** Rows from a figure dataset **
<<<<
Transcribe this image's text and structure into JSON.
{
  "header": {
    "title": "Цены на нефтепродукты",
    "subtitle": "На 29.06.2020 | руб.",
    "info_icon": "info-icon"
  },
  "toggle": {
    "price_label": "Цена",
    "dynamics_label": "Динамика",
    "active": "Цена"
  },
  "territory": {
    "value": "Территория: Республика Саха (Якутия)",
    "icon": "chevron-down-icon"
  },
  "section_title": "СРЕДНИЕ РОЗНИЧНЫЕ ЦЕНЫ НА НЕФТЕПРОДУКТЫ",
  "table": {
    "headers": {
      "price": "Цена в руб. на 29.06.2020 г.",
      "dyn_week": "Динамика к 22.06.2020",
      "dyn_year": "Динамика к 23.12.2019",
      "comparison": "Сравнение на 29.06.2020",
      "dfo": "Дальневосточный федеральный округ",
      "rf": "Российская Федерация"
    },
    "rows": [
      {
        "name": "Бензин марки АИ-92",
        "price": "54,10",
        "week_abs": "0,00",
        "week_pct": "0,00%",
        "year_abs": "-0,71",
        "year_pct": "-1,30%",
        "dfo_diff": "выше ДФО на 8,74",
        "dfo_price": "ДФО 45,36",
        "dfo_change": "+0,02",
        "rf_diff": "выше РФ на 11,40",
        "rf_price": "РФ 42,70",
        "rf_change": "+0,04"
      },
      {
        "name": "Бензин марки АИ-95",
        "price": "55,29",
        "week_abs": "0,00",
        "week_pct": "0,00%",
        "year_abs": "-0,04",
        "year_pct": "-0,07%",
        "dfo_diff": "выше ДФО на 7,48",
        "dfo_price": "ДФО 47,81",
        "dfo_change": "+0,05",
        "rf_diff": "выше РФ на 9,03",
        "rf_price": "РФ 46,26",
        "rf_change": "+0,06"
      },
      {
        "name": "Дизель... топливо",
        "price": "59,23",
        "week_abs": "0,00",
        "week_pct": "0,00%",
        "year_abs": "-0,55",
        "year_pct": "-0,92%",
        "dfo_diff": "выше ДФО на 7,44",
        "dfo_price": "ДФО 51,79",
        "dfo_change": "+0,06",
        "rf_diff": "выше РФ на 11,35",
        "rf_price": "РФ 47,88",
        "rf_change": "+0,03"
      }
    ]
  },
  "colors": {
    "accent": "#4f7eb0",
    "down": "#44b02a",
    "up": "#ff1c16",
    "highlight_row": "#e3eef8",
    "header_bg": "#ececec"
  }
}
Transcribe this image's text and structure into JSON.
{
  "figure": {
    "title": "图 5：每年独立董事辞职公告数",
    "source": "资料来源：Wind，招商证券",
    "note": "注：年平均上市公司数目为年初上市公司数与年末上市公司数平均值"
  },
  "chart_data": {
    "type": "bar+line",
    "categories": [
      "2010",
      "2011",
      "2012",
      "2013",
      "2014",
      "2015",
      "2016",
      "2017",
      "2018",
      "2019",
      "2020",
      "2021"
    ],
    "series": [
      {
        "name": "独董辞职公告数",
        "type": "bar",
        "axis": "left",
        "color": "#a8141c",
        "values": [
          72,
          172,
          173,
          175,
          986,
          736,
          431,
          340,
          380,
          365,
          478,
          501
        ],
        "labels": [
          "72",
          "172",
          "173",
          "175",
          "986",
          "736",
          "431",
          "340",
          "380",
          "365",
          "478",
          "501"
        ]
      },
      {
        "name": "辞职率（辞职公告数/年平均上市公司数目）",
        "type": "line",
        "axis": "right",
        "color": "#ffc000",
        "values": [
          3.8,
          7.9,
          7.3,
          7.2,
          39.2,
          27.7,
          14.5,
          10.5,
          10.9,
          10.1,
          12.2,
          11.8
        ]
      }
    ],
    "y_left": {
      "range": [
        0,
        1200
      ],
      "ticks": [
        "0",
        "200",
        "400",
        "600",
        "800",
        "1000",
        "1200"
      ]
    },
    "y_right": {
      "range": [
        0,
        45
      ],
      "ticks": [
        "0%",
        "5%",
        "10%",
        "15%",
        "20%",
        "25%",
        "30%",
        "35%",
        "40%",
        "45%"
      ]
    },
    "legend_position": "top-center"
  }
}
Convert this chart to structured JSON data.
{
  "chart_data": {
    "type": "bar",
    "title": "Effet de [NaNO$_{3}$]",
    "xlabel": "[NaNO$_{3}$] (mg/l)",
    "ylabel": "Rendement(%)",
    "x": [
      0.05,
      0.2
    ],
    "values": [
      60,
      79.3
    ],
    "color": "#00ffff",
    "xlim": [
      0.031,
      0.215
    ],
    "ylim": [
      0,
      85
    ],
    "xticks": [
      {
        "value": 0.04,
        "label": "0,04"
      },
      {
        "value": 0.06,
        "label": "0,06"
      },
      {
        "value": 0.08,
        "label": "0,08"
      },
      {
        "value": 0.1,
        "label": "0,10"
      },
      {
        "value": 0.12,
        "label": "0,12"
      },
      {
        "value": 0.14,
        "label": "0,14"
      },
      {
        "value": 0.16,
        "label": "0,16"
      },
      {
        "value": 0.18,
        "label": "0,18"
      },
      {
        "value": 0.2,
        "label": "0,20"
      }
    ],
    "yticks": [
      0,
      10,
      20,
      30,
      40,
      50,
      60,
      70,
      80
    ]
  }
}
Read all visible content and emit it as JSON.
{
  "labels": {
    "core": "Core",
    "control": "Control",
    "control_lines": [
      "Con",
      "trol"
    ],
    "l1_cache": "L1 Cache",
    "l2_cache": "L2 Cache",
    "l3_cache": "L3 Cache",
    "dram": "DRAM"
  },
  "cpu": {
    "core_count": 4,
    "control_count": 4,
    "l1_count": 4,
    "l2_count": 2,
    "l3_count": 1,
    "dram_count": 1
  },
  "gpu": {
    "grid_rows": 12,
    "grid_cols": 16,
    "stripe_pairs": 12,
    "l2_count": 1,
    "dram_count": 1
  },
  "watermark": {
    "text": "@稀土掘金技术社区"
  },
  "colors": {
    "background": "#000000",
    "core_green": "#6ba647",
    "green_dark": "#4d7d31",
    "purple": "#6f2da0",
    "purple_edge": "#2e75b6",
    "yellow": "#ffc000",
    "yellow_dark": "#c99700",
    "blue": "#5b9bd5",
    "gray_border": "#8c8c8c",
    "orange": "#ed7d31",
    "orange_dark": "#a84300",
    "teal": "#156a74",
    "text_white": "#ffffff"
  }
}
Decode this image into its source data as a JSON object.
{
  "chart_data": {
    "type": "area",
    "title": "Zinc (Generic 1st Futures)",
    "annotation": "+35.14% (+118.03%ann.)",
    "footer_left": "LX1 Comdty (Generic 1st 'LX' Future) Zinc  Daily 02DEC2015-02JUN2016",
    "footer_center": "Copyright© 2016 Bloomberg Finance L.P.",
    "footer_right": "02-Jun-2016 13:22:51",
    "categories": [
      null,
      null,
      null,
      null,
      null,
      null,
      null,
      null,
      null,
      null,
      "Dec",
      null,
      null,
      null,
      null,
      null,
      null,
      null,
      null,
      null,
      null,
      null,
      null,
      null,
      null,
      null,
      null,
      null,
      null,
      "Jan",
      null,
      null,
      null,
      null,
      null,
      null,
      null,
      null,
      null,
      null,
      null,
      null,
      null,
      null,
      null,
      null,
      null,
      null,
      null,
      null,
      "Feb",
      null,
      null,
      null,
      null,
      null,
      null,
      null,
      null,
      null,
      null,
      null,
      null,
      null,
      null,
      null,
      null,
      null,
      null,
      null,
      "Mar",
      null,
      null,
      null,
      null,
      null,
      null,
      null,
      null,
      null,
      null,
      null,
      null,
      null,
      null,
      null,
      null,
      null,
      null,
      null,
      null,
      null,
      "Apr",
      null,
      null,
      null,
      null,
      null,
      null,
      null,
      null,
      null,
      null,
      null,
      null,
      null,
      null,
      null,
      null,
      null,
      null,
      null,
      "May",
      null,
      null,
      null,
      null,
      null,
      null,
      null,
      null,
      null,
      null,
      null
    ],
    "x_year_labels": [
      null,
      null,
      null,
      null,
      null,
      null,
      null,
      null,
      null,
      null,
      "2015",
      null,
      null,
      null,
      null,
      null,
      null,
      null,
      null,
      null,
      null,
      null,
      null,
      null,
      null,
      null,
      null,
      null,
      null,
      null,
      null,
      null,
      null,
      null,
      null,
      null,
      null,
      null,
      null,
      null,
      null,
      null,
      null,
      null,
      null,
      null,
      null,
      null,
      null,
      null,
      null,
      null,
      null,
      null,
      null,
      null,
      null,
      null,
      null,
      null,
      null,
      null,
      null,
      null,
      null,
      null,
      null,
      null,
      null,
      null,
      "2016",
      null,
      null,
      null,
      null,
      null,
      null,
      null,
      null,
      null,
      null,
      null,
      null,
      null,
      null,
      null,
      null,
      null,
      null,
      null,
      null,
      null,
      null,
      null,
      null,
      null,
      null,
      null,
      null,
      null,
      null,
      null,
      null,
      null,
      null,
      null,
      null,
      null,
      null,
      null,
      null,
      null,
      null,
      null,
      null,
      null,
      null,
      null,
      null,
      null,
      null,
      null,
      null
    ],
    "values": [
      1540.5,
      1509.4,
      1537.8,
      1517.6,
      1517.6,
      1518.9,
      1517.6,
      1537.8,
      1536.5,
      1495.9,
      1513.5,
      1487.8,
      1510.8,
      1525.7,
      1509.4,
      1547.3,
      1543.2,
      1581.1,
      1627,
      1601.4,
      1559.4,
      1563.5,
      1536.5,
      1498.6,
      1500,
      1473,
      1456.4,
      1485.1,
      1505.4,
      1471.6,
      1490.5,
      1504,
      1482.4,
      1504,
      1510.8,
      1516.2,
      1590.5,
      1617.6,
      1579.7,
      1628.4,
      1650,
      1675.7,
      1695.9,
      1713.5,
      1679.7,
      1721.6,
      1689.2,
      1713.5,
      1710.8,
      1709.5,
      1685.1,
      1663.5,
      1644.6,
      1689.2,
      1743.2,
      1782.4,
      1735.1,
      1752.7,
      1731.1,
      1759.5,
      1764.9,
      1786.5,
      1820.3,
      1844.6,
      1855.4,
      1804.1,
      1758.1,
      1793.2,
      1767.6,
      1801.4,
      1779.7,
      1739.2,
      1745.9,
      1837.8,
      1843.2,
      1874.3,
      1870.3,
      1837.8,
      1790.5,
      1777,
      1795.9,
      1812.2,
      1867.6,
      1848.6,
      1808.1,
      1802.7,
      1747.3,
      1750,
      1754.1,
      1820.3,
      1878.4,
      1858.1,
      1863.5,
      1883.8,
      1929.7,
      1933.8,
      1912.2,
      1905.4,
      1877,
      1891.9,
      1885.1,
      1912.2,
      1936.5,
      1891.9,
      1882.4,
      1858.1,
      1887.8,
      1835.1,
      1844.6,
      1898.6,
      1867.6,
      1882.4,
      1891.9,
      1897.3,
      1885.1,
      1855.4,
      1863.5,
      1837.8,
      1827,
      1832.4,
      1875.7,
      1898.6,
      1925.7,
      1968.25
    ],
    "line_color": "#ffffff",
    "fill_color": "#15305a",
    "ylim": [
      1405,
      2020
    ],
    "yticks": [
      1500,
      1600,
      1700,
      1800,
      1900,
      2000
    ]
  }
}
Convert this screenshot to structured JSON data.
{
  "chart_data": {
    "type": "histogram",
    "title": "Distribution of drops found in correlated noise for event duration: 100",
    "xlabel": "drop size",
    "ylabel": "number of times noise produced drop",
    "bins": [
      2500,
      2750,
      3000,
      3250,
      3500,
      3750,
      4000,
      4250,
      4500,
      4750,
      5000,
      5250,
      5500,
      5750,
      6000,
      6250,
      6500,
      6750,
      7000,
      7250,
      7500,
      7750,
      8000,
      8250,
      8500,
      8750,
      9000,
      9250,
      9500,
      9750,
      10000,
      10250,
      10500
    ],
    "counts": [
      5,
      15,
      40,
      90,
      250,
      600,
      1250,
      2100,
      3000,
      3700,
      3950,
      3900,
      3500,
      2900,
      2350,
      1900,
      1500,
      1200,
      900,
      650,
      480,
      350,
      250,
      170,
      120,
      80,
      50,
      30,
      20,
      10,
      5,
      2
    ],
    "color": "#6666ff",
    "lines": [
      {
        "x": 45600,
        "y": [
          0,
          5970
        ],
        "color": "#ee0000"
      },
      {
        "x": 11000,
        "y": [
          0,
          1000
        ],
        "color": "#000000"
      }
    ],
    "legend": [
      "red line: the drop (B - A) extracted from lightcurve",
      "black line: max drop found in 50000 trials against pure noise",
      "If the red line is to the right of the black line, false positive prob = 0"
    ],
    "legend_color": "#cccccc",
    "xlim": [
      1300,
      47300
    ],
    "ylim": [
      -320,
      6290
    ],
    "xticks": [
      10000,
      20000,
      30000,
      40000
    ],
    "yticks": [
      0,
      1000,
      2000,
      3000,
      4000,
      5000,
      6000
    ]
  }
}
>>>>
Identify and copy the lines holding the word "type".

    "type": "bar+line",
        "type": "bar",
        "type": "line",
    "type": "bar",
    "type": "area",
    "type": "histogram",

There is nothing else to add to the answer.